#### [What this task involves]
Below are the records; collect from them each line containing the string "recent".

#### [Listed entries]

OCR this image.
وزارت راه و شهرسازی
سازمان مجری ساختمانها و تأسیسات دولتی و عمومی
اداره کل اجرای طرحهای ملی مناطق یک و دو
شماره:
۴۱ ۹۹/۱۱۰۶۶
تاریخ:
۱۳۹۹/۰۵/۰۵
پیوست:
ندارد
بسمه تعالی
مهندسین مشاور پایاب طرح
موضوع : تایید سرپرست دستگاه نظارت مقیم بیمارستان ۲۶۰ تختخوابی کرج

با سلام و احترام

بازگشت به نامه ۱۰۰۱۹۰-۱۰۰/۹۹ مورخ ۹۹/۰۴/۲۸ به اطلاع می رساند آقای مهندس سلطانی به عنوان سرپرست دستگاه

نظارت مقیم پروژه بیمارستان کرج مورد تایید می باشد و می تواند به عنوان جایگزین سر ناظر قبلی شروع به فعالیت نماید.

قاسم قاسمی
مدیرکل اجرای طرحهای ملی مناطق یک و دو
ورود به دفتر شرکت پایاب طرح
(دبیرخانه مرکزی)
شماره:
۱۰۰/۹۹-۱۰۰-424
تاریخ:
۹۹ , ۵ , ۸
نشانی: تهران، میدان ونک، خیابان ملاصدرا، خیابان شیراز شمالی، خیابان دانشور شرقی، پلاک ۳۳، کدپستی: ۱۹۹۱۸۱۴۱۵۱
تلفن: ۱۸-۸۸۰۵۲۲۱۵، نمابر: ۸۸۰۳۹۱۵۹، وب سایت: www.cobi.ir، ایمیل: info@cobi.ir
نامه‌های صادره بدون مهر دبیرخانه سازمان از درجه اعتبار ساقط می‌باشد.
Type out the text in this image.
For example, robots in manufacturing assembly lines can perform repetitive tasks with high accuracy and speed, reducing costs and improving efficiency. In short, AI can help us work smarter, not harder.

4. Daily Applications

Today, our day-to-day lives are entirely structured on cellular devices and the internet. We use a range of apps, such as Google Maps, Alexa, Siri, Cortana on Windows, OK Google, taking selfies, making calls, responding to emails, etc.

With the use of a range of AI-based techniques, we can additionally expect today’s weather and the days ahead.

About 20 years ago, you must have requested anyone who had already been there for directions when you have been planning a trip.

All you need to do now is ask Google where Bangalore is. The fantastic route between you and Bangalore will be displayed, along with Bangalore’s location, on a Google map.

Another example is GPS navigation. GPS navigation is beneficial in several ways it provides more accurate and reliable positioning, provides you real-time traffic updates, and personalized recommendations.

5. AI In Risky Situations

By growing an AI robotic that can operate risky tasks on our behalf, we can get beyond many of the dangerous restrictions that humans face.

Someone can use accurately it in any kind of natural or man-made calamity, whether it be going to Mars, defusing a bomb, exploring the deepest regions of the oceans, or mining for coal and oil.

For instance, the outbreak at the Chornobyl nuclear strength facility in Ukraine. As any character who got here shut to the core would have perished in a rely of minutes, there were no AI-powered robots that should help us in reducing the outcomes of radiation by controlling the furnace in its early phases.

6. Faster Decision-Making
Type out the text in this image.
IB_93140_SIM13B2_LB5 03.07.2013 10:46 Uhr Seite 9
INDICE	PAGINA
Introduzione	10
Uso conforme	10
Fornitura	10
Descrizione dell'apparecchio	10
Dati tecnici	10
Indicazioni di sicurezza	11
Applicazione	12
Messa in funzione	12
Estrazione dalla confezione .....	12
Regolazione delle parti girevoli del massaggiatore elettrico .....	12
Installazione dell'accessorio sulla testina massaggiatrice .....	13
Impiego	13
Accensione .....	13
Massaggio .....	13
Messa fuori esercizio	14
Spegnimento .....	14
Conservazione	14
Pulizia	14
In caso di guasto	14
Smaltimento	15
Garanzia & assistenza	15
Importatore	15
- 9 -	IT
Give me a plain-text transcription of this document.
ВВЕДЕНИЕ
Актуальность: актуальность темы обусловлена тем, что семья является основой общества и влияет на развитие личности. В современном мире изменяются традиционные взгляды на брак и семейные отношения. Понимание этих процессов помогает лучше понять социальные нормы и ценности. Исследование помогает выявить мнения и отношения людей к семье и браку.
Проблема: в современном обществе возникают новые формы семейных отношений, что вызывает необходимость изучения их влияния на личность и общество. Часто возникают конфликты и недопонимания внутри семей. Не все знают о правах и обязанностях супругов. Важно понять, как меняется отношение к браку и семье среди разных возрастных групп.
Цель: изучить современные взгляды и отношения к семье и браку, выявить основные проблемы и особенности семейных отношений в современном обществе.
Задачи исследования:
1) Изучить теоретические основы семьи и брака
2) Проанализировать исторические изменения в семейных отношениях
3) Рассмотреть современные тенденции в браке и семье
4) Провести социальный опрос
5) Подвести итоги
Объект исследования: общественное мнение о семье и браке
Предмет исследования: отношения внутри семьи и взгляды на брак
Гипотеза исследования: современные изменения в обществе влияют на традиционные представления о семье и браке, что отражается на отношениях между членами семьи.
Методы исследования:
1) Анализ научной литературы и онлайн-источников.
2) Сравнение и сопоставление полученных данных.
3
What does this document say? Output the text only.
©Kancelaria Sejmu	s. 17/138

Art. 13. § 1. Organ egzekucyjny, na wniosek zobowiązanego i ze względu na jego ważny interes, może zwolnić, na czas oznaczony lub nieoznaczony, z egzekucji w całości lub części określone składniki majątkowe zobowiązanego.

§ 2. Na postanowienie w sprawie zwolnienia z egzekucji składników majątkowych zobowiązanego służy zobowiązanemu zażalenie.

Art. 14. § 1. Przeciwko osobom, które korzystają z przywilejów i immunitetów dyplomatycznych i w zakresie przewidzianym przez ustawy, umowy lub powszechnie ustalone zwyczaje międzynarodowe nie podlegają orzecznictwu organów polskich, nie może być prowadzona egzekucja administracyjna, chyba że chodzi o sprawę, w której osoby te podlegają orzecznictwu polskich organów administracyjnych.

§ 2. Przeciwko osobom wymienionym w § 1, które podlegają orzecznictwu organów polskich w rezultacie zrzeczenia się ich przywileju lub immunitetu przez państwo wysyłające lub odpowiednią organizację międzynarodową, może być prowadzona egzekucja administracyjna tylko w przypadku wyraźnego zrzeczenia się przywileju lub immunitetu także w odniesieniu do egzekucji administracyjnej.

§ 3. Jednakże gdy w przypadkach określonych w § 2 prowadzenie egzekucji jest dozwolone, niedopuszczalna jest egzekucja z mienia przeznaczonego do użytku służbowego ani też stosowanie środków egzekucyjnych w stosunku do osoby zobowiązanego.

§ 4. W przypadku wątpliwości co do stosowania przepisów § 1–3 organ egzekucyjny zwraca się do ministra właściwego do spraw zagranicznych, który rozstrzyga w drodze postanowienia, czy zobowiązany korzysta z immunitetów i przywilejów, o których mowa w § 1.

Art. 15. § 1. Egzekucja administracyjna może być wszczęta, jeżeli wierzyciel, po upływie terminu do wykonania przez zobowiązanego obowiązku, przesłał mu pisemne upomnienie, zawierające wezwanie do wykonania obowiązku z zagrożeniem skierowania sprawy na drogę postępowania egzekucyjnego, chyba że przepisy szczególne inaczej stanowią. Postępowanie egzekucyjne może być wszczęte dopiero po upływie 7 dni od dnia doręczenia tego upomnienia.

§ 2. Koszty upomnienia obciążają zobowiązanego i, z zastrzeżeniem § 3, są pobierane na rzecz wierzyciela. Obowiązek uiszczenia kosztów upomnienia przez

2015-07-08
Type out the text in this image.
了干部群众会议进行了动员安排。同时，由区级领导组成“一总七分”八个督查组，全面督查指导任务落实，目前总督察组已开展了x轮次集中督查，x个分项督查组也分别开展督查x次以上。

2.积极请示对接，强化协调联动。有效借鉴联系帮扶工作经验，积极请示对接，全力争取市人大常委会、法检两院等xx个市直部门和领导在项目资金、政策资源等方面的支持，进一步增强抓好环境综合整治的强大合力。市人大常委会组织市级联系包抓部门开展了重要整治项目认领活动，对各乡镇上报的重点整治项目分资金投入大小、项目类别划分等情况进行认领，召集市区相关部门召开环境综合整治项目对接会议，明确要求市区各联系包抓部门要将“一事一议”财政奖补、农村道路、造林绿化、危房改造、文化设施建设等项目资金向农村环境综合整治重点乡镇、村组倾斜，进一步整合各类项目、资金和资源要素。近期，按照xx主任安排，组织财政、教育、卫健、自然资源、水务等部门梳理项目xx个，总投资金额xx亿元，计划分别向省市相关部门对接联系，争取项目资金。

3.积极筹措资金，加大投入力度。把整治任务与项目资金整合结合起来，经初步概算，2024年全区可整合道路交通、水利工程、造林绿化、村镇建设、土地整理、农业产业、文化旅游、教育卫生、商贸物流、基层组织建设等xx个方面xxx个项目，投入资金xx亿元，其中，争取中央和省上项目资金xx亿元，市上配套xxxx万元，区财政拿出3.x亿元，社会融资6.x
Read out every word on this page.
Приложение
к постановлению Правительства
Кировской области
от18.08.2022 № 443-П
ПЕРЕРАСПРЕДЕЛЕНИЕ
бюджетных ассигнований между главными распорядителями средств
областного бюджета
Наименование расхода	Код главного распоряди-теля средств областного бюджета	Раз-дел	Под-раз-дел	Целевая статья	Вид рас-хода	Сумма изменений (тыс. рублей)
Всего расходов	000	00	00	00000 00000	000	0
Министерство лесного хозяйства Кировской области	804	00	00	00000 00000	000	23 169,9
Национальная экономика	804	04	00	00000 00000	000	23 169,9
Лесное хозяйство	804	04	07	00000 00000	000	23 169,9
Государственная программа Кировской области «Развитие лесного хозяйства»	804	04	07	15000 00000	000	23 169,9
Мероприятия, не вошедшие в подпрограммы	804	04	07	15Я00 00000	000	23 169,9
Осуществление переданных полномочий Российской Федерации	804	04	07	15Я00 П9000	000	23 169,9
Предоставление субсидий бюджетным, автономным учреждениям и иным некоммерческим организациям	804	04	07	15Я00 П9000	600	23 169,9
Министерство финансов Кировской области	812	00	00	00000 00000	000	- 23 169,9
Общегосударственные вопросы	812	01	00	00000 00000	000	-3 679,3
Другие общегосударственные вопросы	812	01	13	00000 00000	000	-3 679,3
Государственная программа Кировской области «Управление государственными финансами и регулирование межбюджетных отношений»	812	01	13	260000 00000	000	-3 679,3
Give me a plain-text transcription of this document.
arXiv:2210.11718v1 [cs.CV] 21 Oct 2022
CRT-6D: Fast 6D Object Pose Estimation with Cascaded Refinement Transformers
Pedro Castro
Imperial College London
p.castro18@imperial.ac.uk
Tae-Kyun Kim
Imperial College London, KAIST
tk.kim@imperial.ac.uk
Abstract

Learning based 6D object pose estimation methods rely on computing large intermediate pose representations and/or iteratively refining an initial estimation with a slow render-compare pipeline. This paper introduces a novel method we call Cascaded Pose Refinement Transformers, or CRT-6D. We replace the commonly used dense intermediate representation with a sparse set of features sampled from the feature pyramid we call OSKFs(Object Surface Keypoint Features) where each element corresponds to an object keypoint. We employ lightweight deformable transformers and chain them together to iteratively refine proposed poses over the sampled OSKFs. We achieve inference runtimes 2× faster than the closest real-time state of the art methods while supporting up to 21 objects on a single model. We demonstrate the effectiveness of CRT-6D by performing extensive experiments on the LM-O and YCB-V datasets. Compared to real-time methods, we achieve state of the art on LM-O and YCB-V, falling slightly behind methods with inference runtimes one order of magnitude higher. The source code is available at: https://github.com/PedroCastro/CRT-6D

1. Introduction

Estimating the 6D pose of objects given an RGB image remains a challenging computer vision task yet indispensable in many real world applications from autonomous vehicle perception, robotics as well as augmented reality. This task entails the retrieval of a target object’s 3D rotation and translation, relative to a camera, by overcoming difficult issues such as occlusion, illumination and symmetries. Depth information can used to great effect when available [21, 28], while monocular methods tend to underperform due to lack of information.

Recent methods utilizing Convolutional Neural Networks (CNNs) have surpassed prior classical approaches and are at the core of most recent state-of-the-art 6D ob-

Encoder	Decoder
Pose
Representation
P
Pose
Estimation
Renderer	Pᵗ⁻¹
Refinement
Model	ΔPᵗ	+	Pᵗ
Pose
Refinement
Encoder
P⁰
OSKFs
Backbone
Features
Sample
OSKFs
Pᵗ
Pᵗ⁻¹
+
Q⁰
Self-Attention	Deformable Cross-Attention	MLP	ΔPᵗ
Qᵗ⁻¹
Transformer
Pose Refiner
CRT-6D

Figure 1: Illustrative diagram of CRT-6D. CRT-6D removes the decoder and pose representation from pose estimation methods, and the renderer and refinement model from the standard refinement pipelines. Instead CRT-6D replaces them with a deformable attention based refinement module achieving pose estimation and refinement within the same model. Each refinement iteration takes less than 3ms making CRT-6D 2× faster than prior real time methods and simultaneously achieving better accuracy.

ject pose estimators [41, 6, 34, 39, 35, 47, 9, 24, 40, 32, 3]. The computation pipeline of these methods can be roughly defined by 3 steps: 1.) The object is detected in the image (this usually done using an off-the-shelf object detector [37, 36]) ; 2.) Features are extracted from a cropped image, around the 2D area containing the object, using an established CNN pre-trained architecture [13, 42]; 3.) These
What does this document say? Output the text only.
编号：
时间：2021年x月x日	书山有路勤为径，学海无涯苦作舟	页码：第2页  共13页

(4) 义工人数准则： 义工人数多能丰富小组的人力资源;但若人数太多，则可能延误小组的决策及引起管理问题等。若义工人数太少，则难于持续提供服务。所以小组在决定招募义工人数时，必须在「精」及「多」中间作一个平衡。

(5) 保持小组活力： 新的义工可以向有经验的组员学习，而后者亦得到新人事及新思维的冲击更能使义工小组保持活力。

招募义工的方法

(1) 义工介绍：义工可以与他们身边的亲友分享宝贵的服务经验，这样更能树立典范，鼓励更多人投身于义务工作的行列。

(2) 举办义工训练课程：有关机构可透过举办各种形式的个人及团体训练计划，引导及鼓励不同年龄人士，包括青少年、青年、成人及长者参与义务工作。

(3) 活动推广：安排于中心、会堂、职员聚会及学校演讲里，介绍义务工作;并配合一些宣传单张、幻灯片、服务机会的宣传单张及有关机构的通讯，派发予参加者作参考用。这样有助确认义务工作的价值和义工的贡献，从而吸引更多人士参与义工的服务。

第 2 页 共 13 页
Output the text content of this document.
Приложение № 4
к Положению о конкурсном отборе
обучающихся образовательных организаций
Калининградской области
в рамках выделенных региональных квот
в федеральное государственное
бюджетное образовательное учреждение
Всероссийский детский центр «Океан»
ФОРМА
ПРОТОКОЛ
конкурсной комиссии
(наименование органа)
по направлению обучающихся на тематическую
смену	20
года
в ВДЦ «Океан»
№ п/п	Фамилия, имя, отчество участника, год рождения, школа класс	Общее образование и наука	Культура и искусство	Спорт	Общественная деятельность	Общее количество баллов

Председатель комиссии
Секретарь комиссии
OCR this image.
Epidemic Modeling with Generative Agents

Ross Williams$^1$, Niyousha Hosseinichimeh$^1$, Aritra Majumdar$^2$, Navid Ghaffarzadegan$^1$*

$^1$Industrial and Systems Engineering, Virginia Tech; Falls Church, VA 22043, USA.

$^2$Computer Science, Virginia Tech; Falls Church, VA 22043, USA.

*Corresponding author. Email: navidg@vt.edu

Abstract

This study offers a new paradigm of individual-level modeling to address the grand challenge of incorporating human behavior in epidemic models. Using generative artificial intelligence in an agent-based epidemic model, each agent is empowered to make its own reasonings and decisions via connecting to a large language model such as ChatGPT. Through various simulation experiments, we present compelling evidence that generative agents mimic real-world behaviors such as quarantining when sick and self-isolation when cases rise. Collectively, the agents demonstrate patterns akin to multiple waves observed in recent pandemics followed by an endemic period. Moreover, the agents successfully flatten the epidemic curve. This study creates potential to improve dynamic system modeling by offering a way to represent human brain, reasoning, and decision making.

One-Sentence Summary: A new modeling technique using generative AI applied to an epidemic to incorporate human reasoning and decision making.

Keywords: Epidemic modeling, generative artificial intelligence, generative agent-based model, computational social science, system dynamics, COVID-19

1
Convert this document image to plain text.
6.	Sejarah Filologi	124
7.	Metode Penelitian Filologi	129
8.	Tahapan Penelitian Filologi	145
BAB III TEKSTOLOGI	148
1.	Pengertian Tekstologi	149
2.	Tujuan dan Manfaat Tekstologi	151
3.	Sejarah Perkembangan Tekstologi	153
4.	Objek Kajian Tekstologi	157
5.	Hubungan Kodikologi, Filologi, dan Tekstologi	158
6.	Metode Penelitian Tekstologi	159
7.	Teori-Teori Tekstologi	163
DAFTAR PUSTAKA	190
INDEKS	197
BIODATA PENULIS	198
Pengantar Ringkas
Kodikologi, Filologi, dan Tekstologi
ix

#### [Answer]
Recent methods utilizing Convolutional Neural Networks (CNNs) have surpassed prior classical approaches and are at the core of most recent state-of-the-art 6D ob-
This study offers a new paradigm of individual-level modeling to address the grand challenge of incorporating human behavior in epidemic models. Using generative artificial intelligence in an agent-based epidemic model, each agent is empowered to make its own reasonings and decisions via connecting to a large language model such as ChatGPT. Through various simulation experiments, we present compelling evidence that generative agents mimic real-world behaviors such as quarantining when sick and self-isolation when cases rise. Collectively, the agents demonstrate patterns akin to multiple waves observed in recent pandemics followed by an endemic period. Moreover, the agents successfully flatten the epidemic curve. This study creates potential to improve dynamic system modeling by offering a way to represent human brain, reasoning, and decision making.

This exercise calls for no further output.